start Extracted entries
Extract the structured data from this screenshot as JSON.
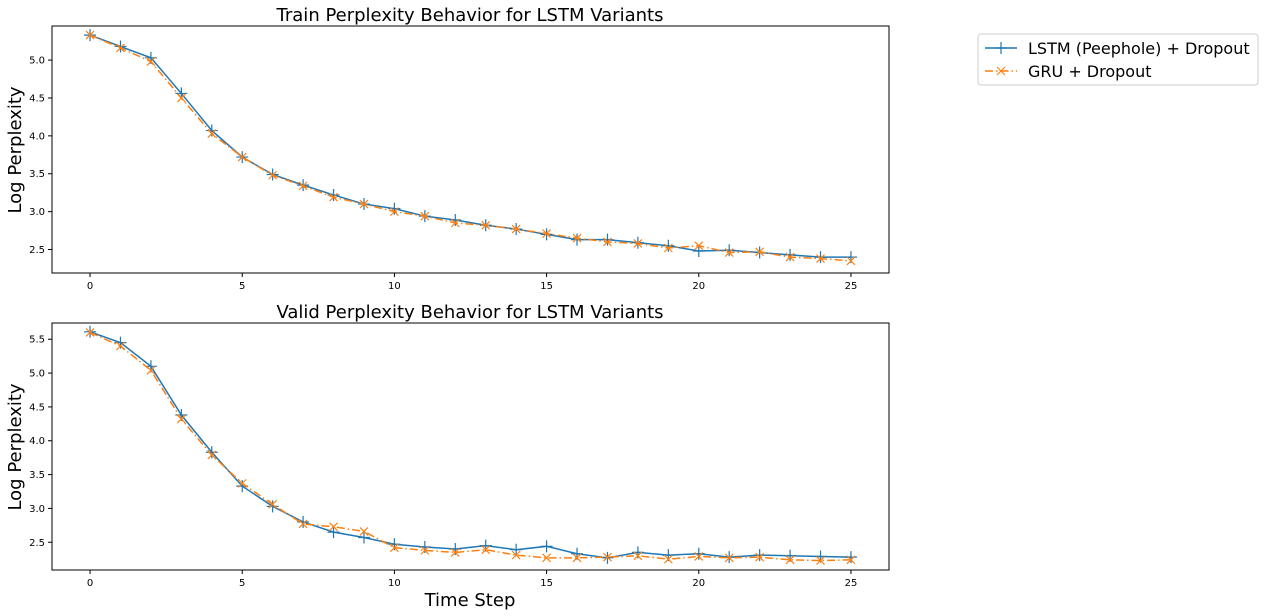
{
  "chart_data": [
    {
      "type": "line",
      "title": "Train Perplexity Behavior for LSTM Variants",
      "xlabel": "",
      "ylabel": "Log Perplexity",
      "xlim": [
        -1.25,
        26.25
      ],
      "ylim": [
        2.19,
        5.45
      ],
      "xticks": [
        0,
        5,
        10,
        15,
        20,
        25
      ],
      "yticks": [
        2.5,
        3.0,
        3.5,
        4.0,
        4.5,
        5.0
      ],
      "x": [
        0,
        1,
        2,
        3,
        4,
        5,
        6,
        7,
        8,
        9,
        10,
        11,
        12,
        13,
        14,
        15,
        16,
        17,
        18,
        19,
        20,
        21,
        22,
        23,
        24,
        25
      ],
      "series": [
        {
          "name": "LSTM (Peephole) + Dropout",
          "color": "#1f77b4",
          "marker": "+",
          "linestyle": "solid",
          "values": [
            5.33,
            5.18,
            5.03,
            4.56,
            4.07,
            3.72,
            3.49,
            3.35,
            3.22,
            3.1,
            3.04,
            2.94,
            2.89,
            2.82,
            2.77,
            2.7,
            2.63,
            2.63,
            2.59,
            2.55,
            2.48,
            2.49,
            2.46,
            2.43,
            2.4,
            2.4
          ]
        },
        {
          "name": "GRU + Dropout",
          "color": "#ff7f0e",
          "marker": "x",
          "linestyle": "dashdot",
          "values": [
            5.33,
            5.16,
            4.98,
            4.5,
            4.03,
            3.72,
            3.48,
            3.34,
            3.19,
            3.1,
            3.0,
            2.94,
            2.85,
            2.82,
            2.77,
            2.71,
            2.65,
            2.6,
            2.58,
            2.52,
            2.55,
            2.46,
            2.47,
            2.4,
            2.38,
            2.35
          ]
        }
      ],
      "grid": false
    },
    {
      "type": "line",
      "title": "Valid Perplexity Behavior for LSTM Variants",
      "xlabel": "Time Step",
      "ylabel": "Log Perplexity",
      "xlim": [
        -1.25,
        26.25
      ],
      "ylim": [
        2.09,
        5.74
      ],
      "xticks": [
        0,
        5,
        10,
        15,
        20,
        25
      ],
      "yticks": [
        2.5,
        3.0,
        3.5,
        4.0,
        4.5,
        5.0,
        5.5
      ],
      "x": [
        0,
        1,
        2,
        3,
        4,
        5,
        6,
        7,
        8,
        9,
        10,
        11,
        12,
        13,
        14,
        15,
        16,
        17,
        18,
        19,
        20,
        21,
        22,
        23,
        24,
        25
      ],
      "series": [
        {
          "name": "LSTM (Peephole) + Dropout",
          "color": "#1f77b4",
          "marker": "+",
          "linestyle": "solid",
          "values": [
            5.61,
            5.45,
            5.1,
            4.38,
            3.83,
            3.33,
            3.03,
            2.8,
            2.65,
            2.57,
            2.47,
            2.43,
            2.4,
            2.45,
            2.39,
            2.44,
            2.33,
            2.27,
            2.35,
            2.31,
            2.33,
            2.28,
            2.31,
            2.3,
            2.29,
            2.28
          ]
        },
        {
          "name": "GRU + Dropout",
          "color": "#ff7f0e",
          "marker": "x",
          "linestyle": "dashdot",
          "values": [
            5.6,
            5.4,
            5.04,
            4.32,
            3.79,
            3.37,
            3.06,
            2.77,
            2.73,
            2.66,
            2.42,
            2.38,
            2.35,
            2.39,
            2.31,
            2.27,
            2.27,
            2.28,
            2.3,
            2.25,
            2.29,
            2.27,
            2.28,
            2.24,
            2.23,
            2.24
          ]
        }
      ],
      "grid": false
    }
  ],
  "legend": {
    "placement": "outside-right",
    "entries": [
      "LSTM (Peephole) + Dropout",
      "GRU + Dropout"
    ]
  }
}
end Extracted entries
[Direction] All of the entries need to be transcribed word for word; pictures are left out.

[Task response]
Extract the structured data from this screenshot as JSON.
{
  "chart_data": [
    {
      "type": "line",
      "title": "Train Perplexity Behavior for LSTM Variants",
      "xlabel": "",
      "ylabel": "Log Perplexity",
      "xlim": [
        -1.25,
        26.25
      ],
      "ylim": [
        2.19,
        5.45
      ],
      "xticks": [
        0,
        5,
        10,
        15,
        20,
        25
      ],
      "yticks": [
        2.5,
        3.0,
        3.5,
        4.0,
        4.5,
        5.0
      ],
      "x": [
        0,
        1,
        2,
        3,
        4,
        5,
        6,
        7,
        8,
        9,
        10,
        11,
        12,
        13,
        14,
        15,
        16,
        17,
        18,
        19,
        20,
        21,
        22,
        23,
        24,
        25
      ],
      "series": [
        {
          "name": "LSTM (Peephole) + Dropout",
          "color": "#1f77b4",
          "marker": "+",
          "linestyle": "solid",
          "values": [
            5.33,
            5.18,
            5.03,
            4.56,
            4.07,
            3.72,
            3.49,
            3.35,
            3.22,
            3.1,
            3.04,
            2.94,
            2.89,
            2.82,
            2.77,
            2.7,
            2.63,
            2.63,
            2.59,
            2.55,
            2.48,
            2.49,
            2.46,
            2.43,
            2.4,
            2.4
          ]
        },
        {
          "name": "GRU + Dropout",
          "color": "#ff7f0e",
          "marker": "x",
          "linestyle": "dashdot",
          "values": [
            5.33,
            5.16,
            4.98,
            4.5,
            4.03,
            3.72,
            3.48,
            3.34,
            3.19,
            3.1,
            3.0,
            2.94,
            2.85,
            2.82,
            2.77,
            2.71,
            2.65,
            2.6,
            2.58,
            2.52,
            2.55,
            2.46,
            2.47,
            2.4,
            2.38,
            2.35
          ]
        }
      ],
      "grid": false
    },
    {
      "type": "line",
      "title": "Valid Perplexity Behavior for LSTM Variants",
      "xlabel": "Time Step",
      "ylabel": "Log Perplexity",
      "xlim": [
        -1.25,
        26.25
      ],
      "ylim": [
        2.09,
        5.74
      ],
      "xticks": [
        0,
        5,
        10,
        15,
        20,
        25
      ],
      "yticks": [
        2.5,
        3.0,
        3.5,
        4.0,
        4.5,
        5.0,
        5.5
      ],
      "x": [
        0,
        1,
        2,
        3,
        4,
        5,
        6,
        7,
        8,
        9,
        10,
        11,
        12,
        13,
        14,
        15,
        16,
        17,
        18,
        19,
        20,
        21,
        22,
        23,
        24,
        25
      ],
      "series": [
        {
          "name": "LSTM (Peephole) + Dropout",
          "color": "#1f77b4",
          "marker": "+",
          "linestyle": "solid",
          "values": [
            5.61,
            5.45,
            5.1,
            4.38,
            3.83,
            3.33,
            3.03,
            2.8,
            2.65,
            2.57,
            2.47,
            2.43,
            2.4,
            2.45,
            2.39,
            2.44,
            2.33,
            2.27,
            2.35,
            2.31,
            2.33,
            2.28,
            2.31,
            2.3,
            2.29,
            2.28
          ]
        },
        {
          "name": "GRU + Dropout",
          "color": "#ff7f0e",
          "marker": "x",
          "linestyle": "dashdot",
          "values": [
            5.6,
            5.4,
            5.04,
            4.32,
            3.79,
            3.37,
            3.06,
            2.77,
            2.73,
            2.66,
            2.42,
            2.38,
            2.35,
            2.39,
            2.31,
            2.27,
            2.27,
            2.28,
            2.3,
            2.25,
            2.29,
            2.27,
            2.28,
            2.24,
            2.23,
            2.24
          ]
        }
      ],
      "grid": false
    }
  ],
  "legend": {
    "placement": "outside-right",
    "entries": [
      "LSTM (Peephole) + Dropout",
      "GRU + Dropout"
    ]
  }
}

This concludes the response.